Chart and figure data:

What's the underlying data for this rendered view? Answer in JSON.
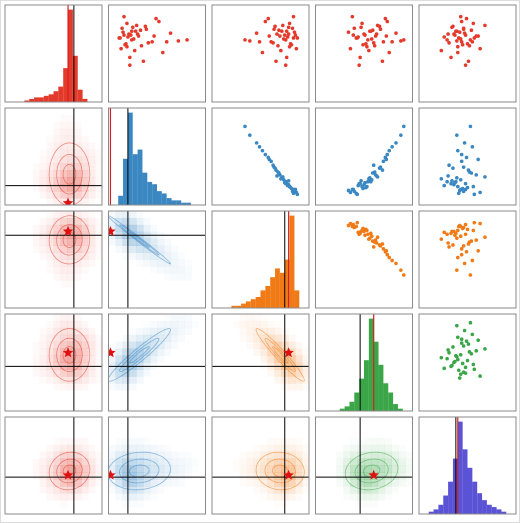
{
  "chart_data": {
    "type": "pairplot",
    "xlim": [
      0,
      10
    ],
    "ylim": [
      0,
      10
    ],
    "variables": [
      {
        "color": "#e43a2b",
        "truth": 7.1,
        "star": 6.5,
        "bins": [
          0,
          0.5,
          1,
          1.5,
          2,
          2.5,
          3,
          3.5,
          4,
          4.5,
          5,
          5.5,
          6,
          6.5,
          7,
          7.5,
          8,
          8.5,
          9,
          9.5,
          10
        ],
        "counts": [
          0,
          0,
          0,
          0,
          1,
          2,
          3,
          3,
          4,
          5,
          7,
          10,
          22,
          60,
          30,
          8,
          2,
          0,
          0,
          0
        ]
      },
      {
        "color": "#3a87c2",
        "truth": 2.0,
        "star": 0.2,
        "bins": [
          0,
          0.5,
          1,
          1.5,
          2,
          2.5,
          3,
          3.5,
          4,
          4.5,
          5,
          5.5,
          6,
          6.5,
          7,
          7.5,
          8,
          8.5,
          9,
          9.5,
          10
        ],
        "counts": [
          0,
          0,
          4,
          20,
          40,
          22,
          24,
          14,
          10,
          9,
          6,
          5,
          3,
          2,
          2,
          1,
          1,
          0,
          0,
          0
        ]
      },
      {
        "color": "#f07a16",
        "truth": 7.5,
        "star": 7.9,
        "bins": [
          0,
          0.5,
          1,
          1.5,
          2,
          2.5,
          3,
          3.5,
          4,
          4.5,
          5,
          5.5,
          6,
          6.5,
          7,
          7.5,
          8,
          8.5,
          9,
          9.5,
          10
        ],
        "counts": [
          0,
          0,
          0,
          0,
          1,
          1,
          2,
          3,
          4,
          5,
          8,
          10,
          14,
          18,
          16,
          22,
          42,
          8,
          0,
          0
        ]
      },
      {
        "color": "#3aa648",
        "truth": 4.6,
        "star": 6.0,
        "bins": [
          0,
          0.5,
          1,
          1.5,
          2,
          2.5,
          3,
          3.5,
          4,
          4.5,
          5,
          5.5,
          6,
          6.5,
          7,
          7.5,
          8,
          8.5,
          9,
          9.5,
          10
        ],
        "counts": [
          0,
          0,
          0,
          0,
          0,
          1,
          2,
          4,
          8,
          14,
          22,
          40,
          30,
          20,
          12,
          8,
          3,
          1,
          0,
          0
        ]
      },
      {
        "color": "#5a53d6",
        "truth": 3.8,
        "star": 4.0,
        "bins": [
          0,
          0.5,
          1,
          1.5,
          2,
          2.5,
          3,
          3.5,
          4,
          4.5,
          5,
          5.5,
          6,
          6.5,
          7,
          7.5,
          8,
          8.5,
          9,
          9.5,
          10
        ],
        "counts": [
          0,
          0,
          1,
          2,
          4,
          8,
          14,
          24,
          40,
          28,
          20,
          14,
          9,
          6,
          4,
          3,
          2,
          1,
          0,
          0
        ]
      }
    ],
    "samples": [
      [
        6.6,
        1.2,
        8.4,
        4.2,
        4.1
      ],
      [
        7.0,
        2.1,
        7.9,
        5.0,
        3.6
      ],
      [
        5.8,
        3.4,
        6.8,
        6.1,
        5.2
      ],
      [
        6.9,
        1.6,
        8.6,
        3.9,
        4.8
      ],
      [
        7.3,
        2.8,
        7.2,
        5.6,
        3.9
      ],
      [
        6.2,
        4.5,
        6.1,
        7.0,
        4.4
      ],
      [
        8.1,
        1.9,
        8.0,
        4.8,
        5.6
      ],
      [
        6.4,
        2.4,
        7.6,
        5.4,
        2.9
      ],
      [
        5.1,
        5.6,
        5.2,
        7.6,
        4.0
      ],
      [
        7.6,
        1.4,
        8.3,
        4.0,
        4.6
      ],
      [
        6.8,
        3.1,
        7.0,
        6.2,
        5.9
      ],
      [
        4.6,
        2.2,
        7.7,
        4.6,
        3.3
      ],
      [
        7.1,
        6.4,
        4.6,
        8.3,
        4.7
      ],
      [
        6.0,
        1.8,
        8.1,
        5.2,
        5.0
      ],
      [
        7.8,
        3.8,
        6.5,
        6.6,
        3.5
      ],
      [
        6.5,
        2.6,
        7.4,
        5.8,
        4.3
      ],
      [
        5.5,
        1.3,
        8.7,
        3.6,
        6.3
      ],
      [
        8.6,
        4.9,
        5.8,
        7.2,
        4.9
      ],
      [
        6.7,
        2.0,
        7.8,
        4.4,
        2.6
      ],
      [
        7.4,
        3.3,
        6.9,
        5.9,
        5.4
      ],
      [
        6.3,
        7.2,
        3.9,
        8.8,
        3.9
      ],
      [
        5.9,
        1.7,
        8.2,
        4.9,
        4.5
      ],
      [
        7.9,
        2.9,
        7.3,
        6.4,
        6.8
      ],
      [
        6.1,
        4.1,
        6.3,
        6.0,
        3.1
      ],
      [
        7.2,
        1.5,
        8.5,
        3.4,
        4.2
      ],
      [
        4.2,
        3.6,
        6.6,
        6.9,
        5.1
      ],
      [
        6.9,
        2.3,
        7.5,
        5.1,
        3.7
      ],
      [
        8.3,
        5.2,
        5.5,
        7.4,
        4.4
      ],
      [
        6.6,
        1.1,
        8.8,
        4.3,
        5.7
      ],
      [
        5.3,
        2.7,
        7.1,
        5.5,
        2.3
      ],
      [
        7.5,
        3.9,
        6.4,
        6.7,
        4.6
      ],
      [
        6.4,
        8.1,
        3.4,
        9.1,
        5.3
      ],
      [
        7.7,
        2.5,
        7.9,
        4.7,
        3.4
      ],
      [
        5.7,
        1.9,
        8.0,
        5.3,
        4.0
      ],
      [
        6.8,
        4.7,
        5.9,
        7.3,
        6.1
      ],
      [
        3.8,
        2.2,
        7.6,
        4.5,
        4.8
      ],
      [
        7.0,
        3.0,
        6.7,
        6.3,
        3.0
      ],
      [
        8.8,
        1.6,
        8.4,
        3.8,
        4.3
      ],
      [
        6.2,
        6.0,
        4.9,
        7.9,
        5.5
      ],
      [
        7.3,
        2.4,
        7.7,
        5.7,
        3.8
      ]
    ]
  }
}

*EXERCISE*:
Make a copy of each line that contains the string "truth".

*WRITTEN SOLUTION*:
        "truth": 7.1,
        "truth": 2.0,
        "truth": 7.5,
        "truth": 4.6,
        "truth": 3.8,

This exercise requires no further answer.